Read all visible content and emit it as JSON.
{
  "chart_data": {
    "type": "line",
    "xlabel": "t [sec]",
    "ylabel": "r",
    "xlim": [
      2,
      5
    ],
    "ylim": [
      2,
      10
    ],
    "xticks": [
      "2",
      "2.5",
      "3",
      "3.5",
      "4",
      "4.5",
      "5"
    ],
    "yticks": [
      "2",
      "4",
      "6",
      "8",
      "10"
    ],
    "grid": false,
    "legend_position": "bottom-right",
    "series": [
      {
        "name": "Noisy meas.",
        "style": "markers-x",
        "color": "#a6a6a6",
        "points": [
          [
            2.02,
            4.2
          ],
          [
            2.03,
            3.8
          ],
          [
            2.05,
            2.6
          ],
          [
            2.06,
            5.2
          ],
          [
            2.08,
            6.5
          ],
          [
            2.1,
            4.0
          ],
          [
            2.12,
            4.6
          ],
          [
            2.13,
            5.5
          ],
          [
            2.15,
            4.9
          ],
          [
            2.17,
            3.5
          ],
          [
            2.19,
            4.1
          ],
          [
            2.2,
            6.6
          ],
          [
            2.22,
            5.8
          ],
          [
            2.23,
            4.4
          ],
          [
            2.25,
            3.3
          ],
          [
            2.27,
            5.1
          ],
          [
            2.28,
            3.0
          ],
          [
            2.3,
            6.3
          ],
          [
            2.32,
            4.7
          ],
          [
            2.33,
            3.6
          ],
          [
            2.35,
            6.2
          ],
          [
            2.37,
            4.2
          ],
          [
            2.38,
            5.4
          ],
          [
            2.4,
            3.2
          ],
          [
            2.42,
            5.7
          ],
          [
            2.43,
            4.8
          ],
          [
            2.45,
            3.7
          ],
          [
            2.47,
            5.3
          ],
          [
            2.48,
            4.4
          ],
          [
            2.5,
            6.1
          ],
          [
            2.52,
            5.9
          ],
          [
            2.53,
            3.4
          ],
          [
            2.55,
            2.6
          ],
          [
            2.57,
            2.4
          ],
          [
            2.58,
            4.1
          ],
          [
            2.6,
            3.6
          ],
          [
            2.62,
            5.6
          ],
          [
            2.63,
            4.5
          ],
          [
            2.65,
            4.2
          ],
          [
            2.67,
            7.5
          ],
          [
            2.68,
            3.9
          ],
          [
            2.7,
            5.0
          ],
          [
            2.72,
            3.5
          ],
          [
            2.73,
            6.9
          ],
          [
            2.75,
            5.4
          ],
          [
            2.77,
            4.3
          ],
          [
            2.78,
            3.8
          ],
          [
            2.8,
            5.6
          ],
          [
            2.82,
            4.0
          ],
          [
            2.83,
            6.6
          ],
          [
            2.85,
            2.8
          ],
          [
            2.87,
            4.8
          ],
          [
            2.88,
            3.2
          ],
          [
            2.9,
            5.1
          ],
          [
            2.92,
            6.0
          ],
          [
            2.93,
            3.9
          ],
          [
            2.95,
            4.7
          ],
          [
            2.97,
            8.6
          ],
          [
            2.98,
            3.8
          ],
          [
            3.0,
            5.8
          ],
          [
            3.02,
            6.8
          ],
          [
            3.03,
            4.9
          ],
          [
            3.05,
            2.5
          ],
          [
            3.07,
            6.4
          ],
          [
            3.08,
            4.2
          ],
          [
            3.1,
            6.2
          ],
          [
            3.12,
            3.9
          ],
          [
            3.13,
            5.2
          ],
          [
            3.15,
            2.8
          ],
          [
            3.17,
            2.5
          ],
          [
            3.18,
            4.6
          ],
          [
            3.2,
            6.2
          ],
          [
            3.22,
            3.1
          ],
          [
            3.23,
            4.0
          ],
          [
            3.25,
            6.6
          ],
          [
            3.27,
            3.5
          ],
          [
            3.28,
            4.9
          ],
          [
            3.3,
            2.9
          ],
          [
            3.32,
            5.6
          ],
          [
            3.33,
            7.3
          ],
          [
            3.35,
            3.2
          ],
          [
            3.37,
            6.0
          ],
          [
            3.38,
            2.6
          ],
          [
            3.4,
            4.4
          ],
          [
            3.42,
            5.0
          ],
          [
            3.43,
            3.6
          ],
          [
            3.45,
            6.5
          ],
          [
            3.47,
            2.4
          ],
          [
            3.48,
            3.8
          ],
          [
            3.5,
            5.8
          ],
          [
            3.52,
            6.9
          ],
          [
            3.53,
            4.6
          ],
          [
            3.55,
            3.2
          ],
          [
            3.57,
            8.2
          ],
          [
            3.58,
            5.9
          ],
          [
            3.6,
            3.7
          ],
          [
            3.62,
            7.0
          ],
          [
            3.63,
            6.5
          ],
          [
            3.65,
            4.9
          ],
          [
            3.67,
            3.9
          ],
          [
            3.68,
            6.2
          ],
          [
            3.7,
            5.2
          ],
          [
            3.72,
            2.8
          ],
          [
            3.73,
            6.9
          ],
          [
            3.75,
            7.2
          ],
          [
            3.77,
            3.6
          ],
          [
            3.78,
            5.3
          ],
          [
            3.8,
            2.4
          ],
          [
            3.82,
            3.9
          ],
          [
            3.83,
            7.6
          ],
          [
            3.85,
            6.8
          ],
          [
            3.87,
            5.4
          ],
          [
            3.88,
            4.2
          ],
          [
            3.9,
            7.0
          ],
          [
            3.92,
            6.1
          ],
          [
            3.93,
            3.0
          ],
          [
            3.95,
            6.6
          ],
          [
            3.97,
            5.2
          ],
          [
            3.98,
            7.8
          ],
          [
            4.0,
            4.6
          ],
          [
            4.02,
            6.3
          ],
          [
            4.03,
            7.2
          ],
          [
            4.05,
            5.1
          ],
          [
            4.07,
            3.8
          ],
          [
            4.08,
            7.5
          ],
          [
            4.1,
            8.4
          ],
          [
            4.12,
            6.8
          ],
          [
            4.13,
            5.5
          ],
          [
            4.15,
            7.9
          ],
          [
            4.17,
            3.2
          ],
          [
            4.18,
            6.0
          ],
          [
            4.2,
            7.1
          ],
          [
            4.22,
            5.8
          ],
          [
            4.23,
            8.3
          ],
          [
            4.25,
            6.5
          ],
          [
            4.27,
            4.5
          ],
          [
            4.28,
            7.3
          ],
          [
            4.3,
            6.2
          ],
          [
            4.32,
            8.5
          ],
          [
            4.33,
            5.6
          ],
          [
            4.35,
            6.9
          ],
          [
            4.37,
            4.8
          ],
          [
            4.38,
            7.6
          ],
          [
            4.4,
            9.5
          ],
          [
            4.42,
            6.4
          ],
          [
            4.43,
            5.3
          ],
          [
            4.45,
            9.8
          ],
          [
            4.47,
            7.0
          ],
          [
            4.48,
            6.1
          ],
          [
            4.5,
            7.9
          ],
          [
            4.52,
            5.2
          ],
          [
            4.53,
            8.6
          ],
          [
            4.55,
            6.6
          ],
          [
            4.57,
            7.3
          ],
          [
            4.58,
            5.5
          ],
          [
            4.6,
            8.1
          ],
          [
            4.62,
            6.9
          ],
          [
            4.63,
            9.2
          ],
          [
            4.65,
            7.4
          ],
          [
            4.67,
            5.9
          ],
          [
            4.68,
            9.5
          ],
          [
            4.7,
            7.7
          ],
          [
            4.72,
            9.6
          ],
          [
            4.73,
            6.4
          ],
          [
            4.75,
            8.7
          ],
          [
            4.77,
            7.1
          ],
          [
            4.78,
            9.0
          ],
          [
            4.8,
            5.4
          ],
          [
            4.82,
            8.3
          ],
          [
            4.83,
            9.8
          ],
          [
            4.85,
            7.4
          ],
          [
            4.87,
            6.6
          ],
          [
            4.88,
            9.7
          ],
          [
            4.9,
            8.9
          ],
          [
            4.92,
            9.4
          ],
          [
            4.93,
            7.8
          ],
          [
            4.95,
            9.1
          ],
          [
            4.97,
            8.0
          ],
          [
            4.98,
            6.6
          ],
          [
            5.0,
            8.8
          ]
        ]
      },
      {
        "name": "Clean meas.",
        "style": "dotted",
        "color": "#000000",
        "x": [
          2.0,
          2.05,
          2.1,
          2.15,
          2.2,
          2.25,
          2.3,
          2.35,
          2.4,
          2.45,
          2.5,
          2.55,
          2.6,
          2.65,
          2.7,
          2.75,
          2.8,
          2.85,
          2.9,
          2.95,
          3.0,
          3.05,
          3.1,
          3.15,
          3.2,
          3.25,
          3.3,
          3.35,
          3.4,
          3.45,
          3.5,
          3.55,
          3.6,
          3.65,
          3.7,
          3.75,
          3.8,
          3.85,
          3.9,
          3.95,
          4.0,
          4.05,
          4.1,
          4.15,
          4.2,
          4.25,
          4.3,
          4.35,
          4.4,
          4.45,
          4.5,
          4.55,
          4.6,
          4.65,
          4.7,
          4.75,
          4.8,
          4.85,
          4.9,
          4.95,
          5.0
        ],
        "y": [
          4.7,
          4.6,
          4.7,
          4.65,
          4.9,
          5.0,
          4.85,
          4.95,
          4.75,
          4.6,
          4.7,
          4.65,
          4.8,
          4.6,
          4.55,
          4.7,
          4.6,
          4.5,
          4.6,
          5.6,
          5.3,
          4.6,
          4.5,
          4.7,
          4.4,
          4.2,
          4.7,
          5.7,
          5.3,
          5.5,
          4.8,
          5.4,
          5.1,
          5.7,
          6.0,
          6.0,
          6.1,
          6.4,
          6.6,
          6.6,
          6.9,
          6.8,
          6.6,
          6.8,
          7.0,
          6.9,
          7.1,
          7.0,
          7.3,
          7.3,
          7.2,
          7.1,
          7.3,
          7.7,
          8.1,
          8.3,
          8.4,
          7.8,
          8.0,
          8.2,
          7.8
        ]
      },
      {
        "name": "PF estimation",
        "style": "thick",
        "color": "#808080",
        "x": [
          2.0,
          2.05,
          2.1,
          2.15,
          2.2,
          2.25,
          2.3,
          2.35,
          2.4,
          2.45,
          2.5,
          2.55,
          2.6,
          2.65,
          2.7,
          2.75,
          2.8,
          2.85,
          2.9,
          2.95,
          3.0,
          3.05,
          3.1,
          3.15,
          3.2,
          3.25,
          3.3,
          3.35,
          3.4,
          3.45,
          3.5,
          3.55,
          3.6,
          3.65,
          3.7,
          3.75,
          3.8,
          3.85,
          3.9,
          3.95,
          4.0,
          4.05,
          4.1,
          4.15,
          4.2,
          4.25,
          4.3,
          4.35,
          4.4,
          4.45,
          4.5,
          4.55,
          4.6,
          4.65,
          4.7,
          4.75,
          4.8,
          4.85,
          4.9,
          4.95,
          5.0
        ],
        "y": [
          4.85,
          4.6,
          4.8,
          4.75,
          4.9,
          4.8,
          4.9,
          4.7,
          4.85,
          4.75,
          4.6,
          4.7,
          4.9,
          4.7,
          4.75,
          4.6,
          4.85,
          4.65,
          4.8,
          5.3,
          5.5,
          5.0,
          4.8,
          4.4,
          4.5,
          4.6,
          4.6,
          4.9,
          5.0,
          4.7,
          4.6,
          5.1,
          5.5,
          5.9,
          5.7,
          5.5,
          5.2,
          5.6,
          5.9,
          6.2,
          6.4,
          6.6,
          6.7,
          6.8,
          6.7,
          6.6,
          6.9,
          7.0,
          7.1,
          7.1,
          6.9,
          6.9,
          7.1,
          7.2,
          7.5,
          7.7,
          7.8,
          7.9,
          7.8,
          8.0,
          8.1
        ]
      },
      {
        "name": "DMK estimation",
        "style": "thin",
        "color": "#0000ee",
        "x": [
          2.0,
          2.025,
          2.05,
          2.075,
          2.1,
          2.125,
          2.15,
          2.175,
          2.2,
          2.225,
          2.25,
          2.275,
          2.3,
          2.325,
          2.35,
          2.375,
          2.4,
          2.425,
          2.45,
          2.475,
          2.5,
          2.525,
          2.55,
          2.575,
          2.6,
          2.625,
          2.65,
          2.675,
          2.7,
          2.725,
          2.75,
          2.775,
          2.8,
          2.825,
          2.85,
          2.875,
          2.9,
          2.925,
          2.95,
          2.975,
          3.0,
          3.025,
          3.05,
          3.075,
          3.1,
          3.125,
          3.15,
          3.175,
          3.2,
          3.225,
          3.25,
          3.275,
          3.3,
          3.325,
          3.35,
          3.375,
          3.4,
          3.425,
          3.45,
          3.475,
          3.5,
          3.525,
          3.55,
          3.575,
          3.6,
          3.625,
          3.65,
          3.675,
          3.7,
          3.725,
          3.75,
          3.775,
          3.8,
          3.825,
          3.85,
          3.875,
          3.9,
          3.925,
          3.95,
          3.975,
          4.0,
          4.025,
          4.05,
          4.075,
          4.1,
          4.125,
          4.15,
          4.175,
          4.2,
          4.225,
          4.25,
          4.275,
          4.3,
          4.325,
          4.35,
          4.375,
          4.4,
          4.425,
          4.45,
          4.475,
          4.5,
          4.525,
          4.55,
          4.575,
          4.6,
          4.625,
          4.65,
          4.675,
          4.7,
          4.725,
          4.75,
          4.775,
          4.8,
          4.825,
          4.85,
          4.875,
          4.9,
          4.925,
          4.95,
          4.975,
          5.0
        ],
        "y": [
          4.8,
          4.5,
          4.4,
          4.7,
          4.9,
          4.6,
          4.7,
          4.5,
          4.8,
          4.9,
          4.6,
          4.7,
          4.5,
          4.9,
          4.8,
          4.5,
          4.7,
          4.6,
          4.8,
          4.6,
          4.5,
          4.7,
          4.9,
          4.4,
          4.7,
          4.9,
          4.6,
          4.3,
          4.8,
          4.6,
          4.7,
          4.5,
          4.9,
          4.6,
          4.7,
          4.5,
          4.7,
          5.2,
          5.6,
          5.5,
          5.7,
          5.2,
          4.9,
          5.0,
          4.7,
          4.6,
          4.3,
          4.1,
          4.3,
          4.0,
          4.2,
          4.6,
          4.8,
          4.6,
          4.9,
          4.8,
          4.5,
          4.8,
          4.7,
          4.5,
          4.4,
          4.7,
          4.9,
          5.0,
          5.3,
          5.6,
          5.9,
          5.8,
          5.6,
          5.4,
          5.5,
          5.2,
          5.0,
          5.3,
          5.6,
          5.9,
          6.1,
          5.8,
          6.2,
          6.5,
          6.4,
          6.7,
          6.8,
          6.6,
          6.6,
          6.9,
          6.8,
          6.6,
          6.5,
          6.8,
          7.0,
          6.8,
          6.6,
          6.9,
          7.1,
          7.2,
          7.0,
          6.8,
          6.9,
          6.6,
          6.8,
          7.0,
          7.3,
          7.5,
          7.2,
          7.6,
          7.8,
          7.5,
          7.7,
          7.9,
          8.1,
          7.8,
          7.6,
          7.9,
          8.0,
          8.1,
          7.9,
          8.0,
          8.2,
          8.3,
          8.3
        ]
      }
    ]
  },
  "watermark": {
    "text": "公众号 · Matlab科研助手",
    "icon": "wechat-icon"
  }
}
· · · · · · ·
**Task instructions**
Search the records for the word "style", then list every line that has it.

**Result of this task**
        "style": "markers-x",
        "style": "dotted",
        "style": "thick",
        "style": "thin",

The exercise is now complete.